Exercise input:
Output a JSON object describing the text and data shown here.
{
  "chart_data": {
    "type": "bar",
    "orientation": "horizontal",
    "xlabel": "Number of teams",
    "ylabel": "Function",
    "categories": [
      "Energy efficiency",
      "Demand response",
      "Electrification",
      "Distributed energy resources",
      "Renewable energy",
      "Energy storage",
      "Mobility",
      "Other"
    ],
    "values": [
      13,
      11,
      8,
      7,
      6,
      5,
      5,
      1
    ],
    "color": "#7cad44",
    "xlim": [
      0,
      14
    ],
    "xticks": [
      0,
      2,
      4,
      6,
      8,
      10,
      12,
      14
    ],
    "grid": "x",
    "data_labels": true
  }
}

Problem to solve:
Reproduce each record exactly as it appears.

Reply:
Output a JSON object describing the text and data shown here.
{
  "chart_data": {
    "type": "bar",
    "orientation": "horizontal",
    "xlabel": "Number of teams",
    "ylabel": "Function",
    "categories": [
      "Energy efficiency",
      "Demand response",
      "Electrification",
      "Distributed energy resources",
      "Renewable energy",
      "Energy storage",
      "Mobility",
      "Other"
    ],
    "values": [
      13,
      11,
      8,
      7,
      6,
      5,
      5,
      1
    ],
    "color": "#7cad44",
    "xlim": [
      0,
      14
    ],
    "xticks": [
      0,
      2,
      4,
      6,
      8,
      10,
      12,
      14
    ],
    "grid": "x",
    "data_labels": true
  }
}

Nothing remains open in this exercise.